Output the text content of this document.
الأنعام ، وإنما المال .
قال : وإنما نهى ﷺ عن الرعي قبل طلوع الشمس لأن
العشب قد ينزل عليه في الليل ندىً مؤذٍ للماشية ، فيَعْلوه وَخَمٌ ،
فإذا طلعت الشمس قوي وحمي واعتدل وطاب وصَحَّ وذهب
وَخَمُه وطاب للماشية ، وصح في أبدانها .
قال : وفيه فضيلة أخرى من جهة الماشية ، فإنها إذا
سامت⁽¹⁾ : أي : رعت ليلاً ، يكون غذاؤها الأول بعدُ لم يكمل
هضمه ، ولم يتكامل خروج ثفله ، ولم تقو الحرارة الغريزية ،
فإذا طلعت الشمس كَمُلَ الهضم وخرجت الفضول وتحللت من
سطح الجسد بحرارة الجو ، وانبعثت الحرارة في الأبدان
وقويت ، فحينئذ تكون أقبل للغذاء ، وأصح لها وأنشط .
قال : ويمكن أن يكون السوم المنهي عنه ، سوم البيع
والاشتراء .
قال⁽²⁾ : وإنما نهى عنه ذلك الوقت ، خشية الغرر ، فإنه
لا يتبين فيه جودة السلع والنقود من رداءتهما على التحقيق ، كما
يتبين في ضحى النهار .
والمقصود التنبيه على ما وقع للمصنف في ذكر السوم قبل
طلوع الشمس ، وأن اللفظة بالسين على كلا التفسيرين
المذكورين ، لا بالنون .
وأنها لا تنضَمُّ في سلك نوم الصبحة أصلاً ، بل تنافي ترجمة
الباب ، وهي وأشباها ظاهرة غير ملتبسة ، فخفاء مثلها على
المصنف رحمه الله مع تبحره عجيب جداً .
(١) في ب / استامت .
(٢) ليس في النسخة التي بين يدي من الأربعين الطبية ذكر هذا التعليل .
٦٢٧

-----

→ Aim of the task: Take every line from the records above that has the word "وإنما" and copy it.

→ Solution:
الأنعام ، وإنما المال .
قال : وإنما نهى ﷺ عن الرعي قبل طلوع الشمس لأن
قال⁽²⁾ : وإنما نهى عنه ذلك الوقت ، خشية الغرر ، فإنه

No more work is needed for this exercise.